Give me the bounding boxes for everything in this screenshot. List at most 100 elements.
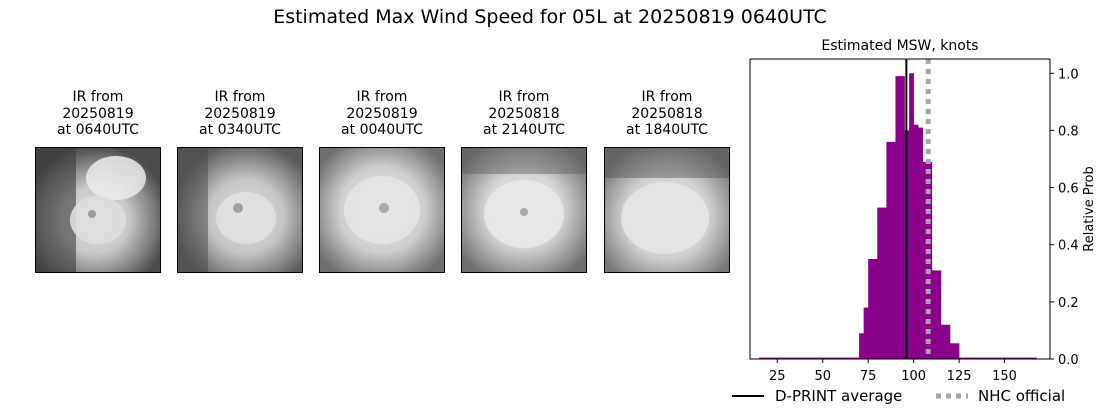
histogram-bar [795,357,801,359]
histogram-bar [872,259,878,359]
histogram-bar [959,357,964,359]
histogram-bar [950,343,955,359]
y-tick-label: 0.4 [1058,239,1079,254]
histogram-bar [777,357,783,359]
histogram-bar [822,357,828,359]
histogram-bar [800,357,805,359]
legend-label-nhc: NHC official [978,387,1065,405]
histogram-bar [972,357,978,359]
histogram-bar [1018,357,1024,359]
histogram-bar [909,73,914,360]
histogram-bar [981,357,987,359]
ir-satellite-image [461,147,587,273]
histogram-bar [850,357,855,359]
caption-line: 20250819 [204,105,276,122]
caption-line: 20250819 [346,105,418,122]
histogram-bar [763,357,769,359]
histogram-bar [813,357,819,359]
histogram-bar [836,357,842,359]
histogram-bar [831,357,837,359]
y-tick-label: 0.2 [1058,296,1079,311]
histogram-bar [768,357,774,359]
histogram-bar [786,357,792,359]
x-tick-label: 50 [814,369,831,384]
histogram-bar [804,357,810,359]
histogram-bar [868,259,874,359]
histogram-bar [995,357,1001,359]
histogram-bar [940,324,946,359]
histogram-bar [827,357,833,359]
histogram-bar [863,307,869,359]
histogram-bar [890,141,896,359]
histogram-bar [1000,357,1005,359]
y-tick-label: 0.0 [1058,353,1079,368]
caption-line: IR from [72,89,124,105]
chart-title: Estimated MSW, knots [821,38,978,54]
x-tick-label: 75 [860,369,877,384]
histogram-bar [881,207,887,359]
histogram-bar [977,357,983,359]
histogram-bar [918,127,924,359]
ir-panel-caption: IR from 20250819 at 0640UTC [35,89,161,139]
ir-panel-caption: IR from 20250818 at 2140UTC [461,89,587,139]
histogram-bar [968,357,974,359]
histogram-bar [1009,357,1014,359]
histogram-bar [886,141,892,359]
histogram-bar [990,357,996,359]
msw-probability-chart: Estimated MSW, knots 25 50 75 100 125 150 0.0 0.… [732,38,1097,405]
histogram-bar [854,357,860,359]
caption-line: at 0040UTC [341,122,423,138]
histogram-bar [790,357,796,359]
histogram-bar [840,357,846,359]
histogram-bar [1013,357,1019,359]
histogram-bar [931,270,937,359]
y-tick-label: 1.0 [1058,67,1079,82]
x-tick-label: 150 [992,369,1017,384]
legend-label-dprint: D-PRINT average [775,387,902,405]
histogram-bar [895,76,901,359]
histogram-bar [963,357,969,359]
x-tick-label: 100 [901,369,926,384]
ir-satellite-image [177,147,303,273]
histogram-bar [877,207,883,359]
y-tick-label: 0.8 [1058,124,1079,139]
histogram-bar [986,357,992,359]
ir-satellite-image [319,147,445,273]
figure-title: Estimated Max Wind Speed for 05L at 2025… [273,6,827,28]
histogram-bar [922,161,928,359]
x-tick-label: 125 [947,369,972,384]
histogram-bar [1022,357,1028,359]
caption-line: at 0640UTC [57,122,139,138]
caption-line: 20250819 [62,105,134,122]
histogram-bar [818,357,824,359]
caption-line: IR from [214,89,266,105]
caption-line: 20250818 [631,105,703,122]
histogram-bar [772,357,778,359]
histogram-bar [809,357,814,359]
caption-line: IR from [641,89,693,105]
y-axis-label: Relative Prob [1082,166,1097,251]
ir-panel-caption: IR from 20250819 at 0340UTC [177,89,303,139]
histogram-bar [936,270,942,359]
histogram-bar [1027,357,1033,359]
ir-panel-caption: IR from 20250818 at 1840UTC [604,89,730,139]
plot-frame [749,58,1051,360]
ir-panel-caption: IR from 20250819 at 0040UTC [319,89,445,139]
x-tick-label: 25 [769,369,786,384]
histogram-bar [945,324,951,359]
histogram-bar [954,343,960,359]
histogram-bar [781,357,787,359]
y-tick-label: 0.6 [1058,182,1079,197]
caption-line: at 2140UTC [483,122,565,138]
histogram-bar [900,76,905,359]
ir-satellite-image [604,147,730,273]
caption-line: at 0340UTC [199,122,281,138]
histogram-bar [1031,357,1037,359]
caption-line: IR from [498,89,550,105]
histogram-bar [859,333,864,359]
histogram-bar [759,357,764,359]
histogram-bar [845,357,851,359]
histogram-bar [1004,357,1010,359]
caption-line: IR from [356,89,408,105]
ir-satellite-image [35,147,161,273]
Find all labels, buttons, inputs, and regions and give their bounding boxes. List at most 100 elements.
_ _ _ _
— SHORT EXERCISE —
Format the data above as a Markdown table with the columns Row and Line, starting at the line that contains "histogram-bar [795,357,801,359]" and ending at the line that contains "histogram-bar [909,73,914,360]", both included. Number each row, and leave out any blank lines.

— THE RESULT —
| Row | Line |
|---|---|
| 1 | histogram-bar [795,357,801,359] |
| 2 | histogram-bar [872,259,878,359] |
| 3 | histogram-bar [959,357,964,359] |
| 4 | histogram-bar [950,343,955,359] |
| 5 | y-tick-label: 0.4 [1058,239,1079,254] |
| 6 | histogram-bar [777,357,783,359] |
| 7 | histogram-bar [822,357,828,359] |
| 8 | histogram-bar [800,357,805,359] |
| 9 | legend-label-nhc: NHC official [978,387,1065,405] |
| 10 | histogram-bar [972,357,978,359] |
| 11 | histogram-bar [1018,357,1024,359] |
| 12 | histogram-bar [909,73,914,360] |